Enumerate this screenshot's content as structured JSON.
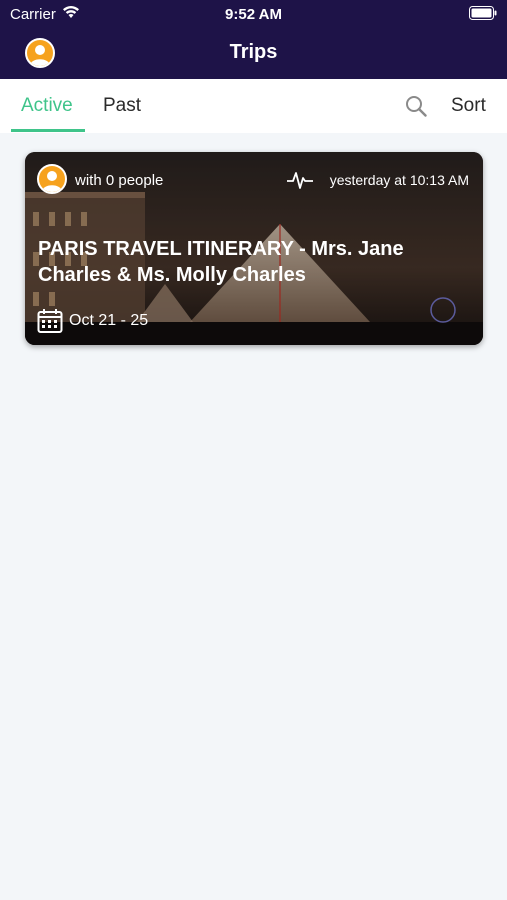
{
  "status_bar": {
    "carrier": "Carrier",
    "time": "9:52 AM"
  },
  "nav": {
    "title": "Trips",
    "avatar": "user-avatar"
  },
  "tabs": {
    "active_label": "Active",
    "past_label": "Past",
    "sort_label": "Sort",
    "search_icon": "search-icon"
  },
  "colors": {
    "header": "#1e1348",
    "accent": "#3fc48a",
    "avatar": "#f6a21e",
    "background": "#f3f6f9"
  },
  "trips": [
    {
      "people": "with 0 people",
      "updated": "yesterday at 10:13 AM",
      "title": "PARIS TRAVEL ITINERARY - Mrs. Jane Charles & Ms. Molly Charles",
      "dates": "Oct 21 - 25"
    }
  ]
}
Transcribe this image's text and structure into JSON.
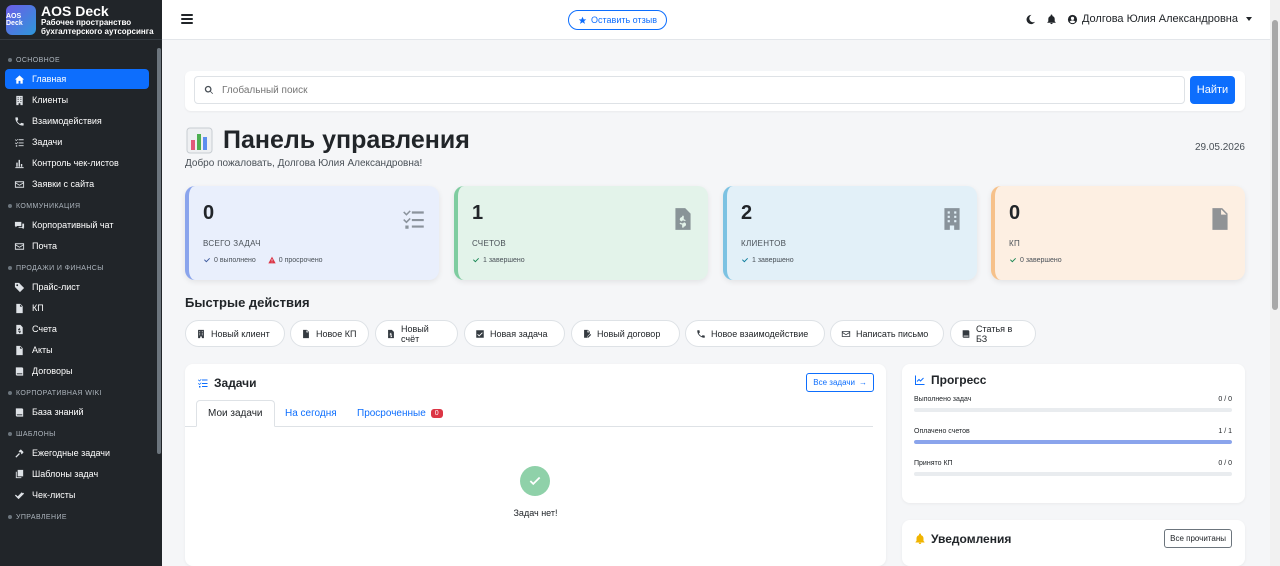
{
  "brand": {
    "title": "AOS Deck",
    "subtitle_line1": "Рабочее пространство",
    "subtitle_line2": "бухгалтерского аутсорсинга",
    "logo_text": "AOS Deck"
  },
  "sidebar": {
    "sections": [
      {
        "label": "ОСНОВНОЕ",
        "items": [
          {
            "label": "Главная",
            "icon": "home-icon",
            "active": true
          },
          {
            "label": "Клиенты",
            "icon": "building-icon"
          },
          {
            "label": "Взаимодействия",
            "icon": "phone-icon"
          },
          {
            "label": "Задачи",
            "icon": "tasks-icon"
          },
          {
            "label": "Контроль чек-листов",
            "icon": "bar-chart-icon"
          },
          {
            "label": "Заявки с сайта",
            "icon": "envelope-icon"
          }
        ]
      },
      {
        "label": "КОММУНИКАЦИЯ",
        "items": [
          {
            "label": "Корпоративный чат",
            "icon": "comments-icon"
          },
          {
            "label": "Почта",
            "icon": "envelope-icon"
          }
        ]
      },
      {
        "label": "ПРОДАЖИ И ФИНАНСЫ",
        "items": [
          {
            "label": "Прайс-лист",
            "icon": "tags-icon"
          },
          {
            "label": "КП",
            "icon": "file-icon"
          },
          {
            "label": "Счета",
            "icon": "file-invoice-icon"
          },
          {
            "label": "Акты",
            "icon": "file-icon"
          },
          {
            "label": "Договоры",
            "icon": "book-icon"
          }
        ]
      },
      {
        "label": "КОРПОРАТИВНАЯ WIKI",
        "items": [
          {
            "label": "База знаний",
            "icon": "book-icon"
          }
        ]
      },
      {
        "label": "ШАБЛОНЫ",
        "items": [
          {
            "label": "Ежегодные задачи",
            "icon": "hammer-icon"
          },
          {
            "label": "Шаблоны задач",
            "icon": "copy-icon"
          },
          {
            "label": "Чек-листы",
            "icon": "check-double-icon"
          }
        ]
      },
      {
        "label": "УПРАВЛЕНИЕ",
        "items": []
      }
    ]
  },
  "topbar": {
    "review_label": "Оставить отзыв",
    "user_name": "Долгова Юлия Александровна"
  },
  "search": {
    "placeholder": "Глобальный поиск",
    "button_label": "Найти"
  },
  "header": {
    "title": "Панель управления",
    "welcome": "Добро пожаловать, Долгова Юлия Александровна!",
    "date": "29.05.2026"
  },
  "stats": [
    {
      "value": "0",
      "label": "ВСЕГО ЗАДАЧ",
      "subs": [
        {
          "text": "0 выполнено",
          "color": "#3d5a9e",
          "icon": "check-icon"
        },
        {
          "text": "0 просрочено",
          "color": "#dc3545",
          "icon": "warning-icon"
        }
      ],
      "bg": "#e9effc",
      "border": "#8aa4ec",
      "icon": "tasks-icon"
    },
    {
      "value": "1",
      "label": "СЧЕТОВ",
      "subs": [
        {
          "text": "1 завершено",
          "color": "#198754",
          "icon": "check-icon"
        }
      ],
      "bg": "#e3f3ea",
      "border": "#7fcca0",
      "icon": "file-invoice-icon"
    },
    {
      "value": "2",
      "label": "КЛИЕНТОВ",
      "subs": [
        {
          "text": "1 завершено",
          "color": "#0c7c9c",
          "icon": "check-icon"
        }
      ],
      "bg": "#e2f0f8",
      "border": "#7cc2e2",
      "icon": "building-icon"
    },
    {
      "value": "0",
      "label": "КП",
      "subs": [
        {
          "text": "0 завершено",
          "color": "#198754",
          "icon": "check-icon"
        }
      ],
      "bg": "#fdefe2",
      "border": "#f6c18a",
      "icon": "file-icon"
    }
  ],
  "quick_actions": {
    "title": "Быстрые действия",
    "items": [
      {
        "label": "Новый клиент",
        "icon": "building-icon"
      },
      {
        "label": "Новое КП",
        "icon": "file-icon"
      },
      {
        "label": "Новый счёт",
        "icon": "file-invoice-icon"
      },
      {
        "label": "Новая задача",
        "icon": "check-square-icon"
      },
      {
        "label": "Новый договор",
        "icon": "file-signature-icon"
      },
      {
        "label": "Новое взаимодействие",
        "icon": "phone-icon"
      },
      {
        "label": "Написать письмо",
        "icon": "envelope-icon"
      },
      {
        "label": "Статья в БЗ",
        "icon": "book-icon"
      }
    ]
  },
  "tasks": {
    "title": "Задачи",
    "all_label": "Все задачи",
    "tabs": [
      {
        "label": "Мои задачи",
        "active": true
      },
      {
        "label": "На сегодня"
      },
      {
        "label": "Просроченные",
        "badge": "0"
      }
    ],
    "empty_text": "Задач нет!"
  },
  "progress": {
    "title": "Прогресс",
    "rows": [
      {
        "label": "Выполнено задач",
        "value": "0 / 0",
        "fraction": 0
      },
      {
        "label": "Оплачено счетов",
        "value": "1 / 1",
        "fraction": 1
      },
      {
        "label": "Принято КП",
        "value": "0 / 0",
        "fraction": 0
      }
    ]
  },
  "notifications": {
    "title": "Уведомления",
    "read_all_label": "Все прочитаны"
  },
  "colors": {
    "primary": "#0d6efd",
    "sidebar_bg": "#212529",
    "danger": "#dc3545"
  }
}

========

Retype the records exactly. Any image in them should not appear in what you write.

Enumerate this screenshot's content as structured JSON.
{
  "status_bar": {
    "carrier": "Carrier",
    "time": "9:52 AM"
  },
  "nav": {
    "title": "Trips",
    "avatar": "user-avatar"
  },
  "tabs": {
    "active_label": "Active",
    "past_label": "Past",
    "sort_label": "Sort",
    "search_icon": "search-icon"
  },
  "colors": {
    "header": "#1e1348",
    "accent": "#3fc48a",
    "avatar": "#f6a21e",
    "background": "#f3f6f9"
  },
  "trips": [
    {
      "people": "with 0 people",
      "updated": "yesterday at 10:13 AM",
      "title": "PARIS TRAVEL ITINERARY - Mrs. Jane Charles & Ms. Molly Charles",
      "dates": "Oct 21 - 25"
    }
  ]
}
Transcribe this image's text and structure into JSON.
{
  "brand": {
    "title": "AOS Deck",
    "subtitle_line1": "Рабочее пространство",
    "subtitle_line2": "бухгалтерского аутсорсинга",
    "logo_text": "AOS Deck"
  },
  "sidebar": {
    "sections": [
      {
        "label": "ОСНОВНОЕ",
        "items": [
          {
            "label": "Главная",
            "icon": "home-icon",
            "active": true
          },
          {
            "label": "Клиенты",
            "icon": "building-icon"
          },
          {
            "label": "Взаимодействия",
            "icon": "phone-icon"
          },
          {
            "label": "Задачи",
            "icon": "tasks-icon"
          },
          {
            "label": "Контроль чек-листов",
            "icon": "bar-chart-icon"
          },
          {
            "label": "Заявки с сайта",
            "icon": "envelope-icon"
          }
        ]
      },
      {
        "label": "КОММУНИКАЦИЯ",
        "items": [
          {
            "label": "Корпоративный чат",
            "icon": "comments-icon"
          },
          {
            "label": "Почта",
            "icon": "envelope-icon"
          }
        ]
      },
      {
        "label": "ПРОДАЖИ И ФИНАНСЫ",
        "items": [
          {
            "label": "Прайс-лист",
            "icon": "tags-icon"
          },
          {
            "label": "КП",
            "icon": "file-icon"
          },
          {
            "label": "Счета",
            "icon": "file-invoice-icon"
          },
          {
            "label": "Акты",
            "icon": "file-icon"
          },
          {
            "label": "Договоры",
            "icon": "book-icon"
          }
        ]
      },
      {
        "label": "КОРПОРАТИВНАЯ WIKI",
        "items": [
          {
            "label": "База знаний",
            "icon": "book-icon"
          }
        ]
      },
      {
        "label": "ШАБЛОНЫ",
        "items": [
          {
            "label": "Ежегодные задачи",
            "icon": "hammer-icon"
          },
          {
            "label": "Шаблоны задач",
            "icon": "copy-icon"
          },
          {
            "label": "Чек-листы",
            "icon": "check-double-icon"
          }
        ]
      },
      {
        "label": "УПРАВЛЕНИЕ",
        "items": []
      }
    ]
  },
  "topbar": {
    "review_label": "Оставить отзыв",
    "user_name": "Долгова Юлия Александровна"
  },
  "search": {
    "placeholder": "Глобальный поиск",
    "button_label": "Найти"
  },
  "header": {
    "title": "Панель управления",
    "welcome": "Добро пожаловать, Долгова Юлия Александровна!",
    "date": "29.05.2026"
  },
  "stats": [
    {
      "value": "0",
      "label": "ВСЕГО ЗАДАЧ",
      "subs": [
        {
          "text": "0 выполнено",
          "color": "#3d5a9e",
          "icon": "check-icon"
        },
        {
          "text": "0 просрочено",
          "color": "#dc3545",
          "icon": "warning-icon"
        }
      ],
      "bg": "#e9effc",
      "border": "#8aa4ec",
      "icon": "tasks-icon"
    },
    {
      "value": "1",
      "label": "СЧЕТОВ",
      "subs": [
        {
          "text": "1 завершено",
          "color": "#198754",
          "icon": "check-icon"
        }
      ],
      "bg": "#e3f3ea",
      "border": "#7fcca0",
      "icon": "file-invoice-icon"
    },
    {
      "value": "2",
      "label": "КЛИЕНТОВ",
      "subs": [
        {
          "text": "1 завершено",
          "color": "#0c7c9c",
          "icon": "check-icon"
        }
      ],
      "bg": "#e2f0f8",
      "border": "#7cc2e2",
      "icon": "building-icon"
    },
    {
      "value": "0",
      "label": "КП",
      "subs": [
        {
          "text": "0 завершено",
          "color": "#198754",
          "icon": "check-icon"
        }
      ],
      "bg": "#fdefe2",
      "border": "#f6c18a",
      "icon": "file-icon"
    }
  ],
  "quick_actions": {
    "title": "Быстрые действия",
    "items": [
      {
        "label": "Новый клиент",
        "icon": "building-icon"
      },
      {
        "label": "Новое КП",
        "icon": "file-icon"
      },
      {
        "label": "Новый счёт",
        "icon": "file-invoice-icon"
      },
      {
        "label": "Новая задача",
        "icon": "check-square-icon"
      },
      {
        "label": "Новый договор",
        "icon": "file-signature-icon"
      },
      {
        "label": "Новое взаимодействие",
        "icon": "phone-icon"
      },
      {
        "label": "Написать письмо",
        "icon": "envelope-icon"
      },
      {
        "label": "Статья в БЗ",
        "icon": "book-icon"
      }
    ]
  },
  "tasks": {
    "title": "Задачи",
    "all_label": "Все задачи",
    "tabs": [
      {
        "label": "Мои задачи",
        "active": true
      },
      {
        "label": "На сегодня"
      },
      {
        "label": "Просроченные",
        "badge": "0"
      }
    ],
    "empty_text": "Задач нет!"
  },
  "progress": {
    "title": "Прогресс",
    "rows": [
      {
        "label": "Выполнено задач",
        "value": "0 / 0",
        "fraction": 0
      },
      {
        "label": "Оплачено счетов",
        "value": "1 / 1",
        "fraction": 1
      },
      {
        "label": "Принято КП",
        "value": "0 / 0",
        "fraction": 0
      }
    ]
  },
  "notifications": {
    "title": "Уведомления",
    "read_all_label": "Все прочитаны"
  },
  "colors": {
    "primary": "#0d6efd",
    "sidebar_bg": "#212529",
    "danger": "#dc3545"
  }
}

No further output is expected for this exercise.